Dataset records:

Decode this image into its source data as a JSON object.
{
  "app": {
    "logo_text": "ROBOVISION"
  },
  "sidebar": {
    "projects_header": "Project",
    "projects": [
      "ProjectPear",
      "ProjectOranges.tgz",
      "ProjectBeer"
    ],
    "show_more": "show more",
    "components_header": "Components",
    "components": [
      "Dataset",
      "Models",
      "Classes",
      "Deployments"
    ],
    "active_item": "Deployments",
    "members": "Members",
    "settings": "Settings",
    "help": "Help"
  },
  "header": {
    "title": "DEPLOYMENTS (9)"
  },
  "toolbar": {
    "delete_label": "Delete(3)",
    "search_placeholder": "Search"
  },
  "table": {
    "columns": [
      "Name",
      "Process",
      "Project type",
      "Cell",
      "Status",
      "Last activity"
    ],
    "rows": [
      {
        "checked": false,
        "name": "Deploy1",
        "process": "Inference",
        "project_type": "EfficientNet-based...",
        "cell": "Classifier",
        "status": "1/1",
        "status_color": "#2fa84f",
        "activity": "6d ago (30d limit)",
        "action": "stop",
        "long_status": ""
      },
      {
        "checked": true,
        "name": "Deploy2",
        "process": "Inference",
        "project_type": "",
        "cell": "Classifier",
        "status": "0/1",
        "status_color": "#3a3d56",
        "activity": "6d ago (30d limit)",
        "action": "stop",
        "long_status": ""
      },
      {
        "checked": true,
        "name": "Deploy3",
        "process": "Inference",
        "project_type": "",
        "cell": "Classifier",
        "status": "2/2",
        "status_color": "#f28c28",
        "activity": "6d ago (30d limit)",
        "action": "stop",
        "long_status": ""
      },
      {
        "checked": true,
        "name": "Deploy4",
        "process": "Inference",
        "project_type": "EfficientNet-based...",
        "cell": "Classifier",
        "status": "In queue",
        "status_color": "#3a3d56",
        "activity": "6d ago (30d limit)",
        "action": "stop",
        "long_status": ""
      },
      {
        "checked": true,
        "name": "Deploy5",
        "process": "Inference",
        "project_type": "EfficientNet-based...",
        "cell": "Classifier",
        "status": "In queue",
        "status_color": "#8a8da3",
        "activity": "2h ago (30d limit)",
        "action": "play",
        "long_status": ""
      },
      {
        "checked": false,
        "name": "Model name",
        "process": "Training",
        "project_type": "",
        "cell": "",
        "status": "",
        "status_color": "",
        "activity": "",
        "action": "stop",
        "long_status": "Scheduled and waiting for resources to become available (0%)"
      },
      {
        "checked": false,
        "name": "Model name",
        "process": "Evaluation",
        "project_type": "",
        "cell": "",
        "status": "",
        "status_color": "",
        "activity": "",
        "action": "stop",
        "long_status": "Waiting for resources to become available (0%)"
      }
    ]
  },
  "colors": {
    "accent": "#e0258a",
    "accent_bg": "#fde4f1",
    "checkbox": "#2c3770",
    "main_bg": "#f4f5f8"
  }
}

What you should do:
Using the data above, reproduce every line exactly.

Correct response:
Decode this image into its source data as a JSON object.
{
  "app": {
    "logo_text": "ROBOVISION"
  },
  "sidebar": {
    "projects_header": "Project",
    "projects": [
      "ProjectPear",
      "ProjectOranges.tgz",
      "ProjectBeer"
    ],
    "show_more": "show more",
    "components_header": "Components",
    "components": [
      "Dataset",
      "Models",
      "Classes",
      "Deployments"
    ],
    "active_item": "Deployments",
    "members": "Members",
    "settings": "Settings",
    "help": "Help"
  },
  "header": {
    "title": "DEPLOYMENTS (9)"
  },
  "toolbar": {
    "delete_label": "Delete(3)",
    "search_placeholder": "Search"
  },
  "table": {
    "columns": [
      "Name",
      "Process",
      "Project type",
      "Cell",
      "Status",
      "Last activity"
    ],
    "rows": [
      {
        "checked": false,
        "name": "Deploy1",
        "process": "Inference",
        "project_type": "EfficientNet-based...",
        "cell": "Classifier",
        "status": "1/1",
        "status_color": "#2fa84f",
        "activity": "6d ago (30d limit)",
        "action": "stop",
        "long_status": ""
      },
      {
        "checked": true,
        "name": "Deploy2",
        "process": "Inference",
        "project_type": "",
        "cell": "Classifier",
        "status": "0/1",
        "status_color": "#3a3d56",
        "activity": "6d ago (30d limit)",
        "action": "stop",
        "long_status": ""
      },
      {
        "checked": true,
        "name": "Deploy3",
        "process": "Inference",
        "project_type": "",
        "cell": "Classifier",
        "status": "2/2",
        "status_color": "#f28c28",
        "activity": "6d ago (30d limit)",
        "action": "stop",
        "long_status": ""
      },
      {
        "checked": true,
        "name": "Deploy4",
        "process": "Inference",
        "project_type": "EfficientNet-based...",
        "cell": "Classifier",
        "status": "In queue",
        "status_color": "#3a3d56",
        "activity": "6d ago (30d limit)",
        "action": "stop",
        "long_status": ""
      },
      {
        "checked": true,
        "name": "Deploy5",
        "process": "Inference",
        "project_type": "EfficientNet-based...",
        "cell": "Classifier",
        "status": "In queue",
        "status_color": "#8a8da3",
        "activity": "2h ago (30d limit)",
        "action": "play",
        "long_status": ""
      },
      {
        "checked": false,
        "name": "Model name",
        "process": "Training",
        "project_type": "",
        "cell": "",
        "status": "",
        "status_color": "",
        "activity": "",
        "action": "stop",
        "long_status": "Scheduled and waiting for resources to become available (0%)"
      },
      {
        "checked": false,
        "name": "Model name",
        "process": "Evaluation",
        "project_type": "",
        "cell": "",
        "status": "",
        "status_color": "",
        "activity": "",
        "action": "stop",
        "long_status": "Waiting for resources to become available (0%)"
      }
    ]
  },
  "colors": {
    "accent": "#e0258a",
    "accent_bg": "#fde4f1",
    "checkbox": "#2c3770",
    "main_bg": "#f4f5f8"
  }
}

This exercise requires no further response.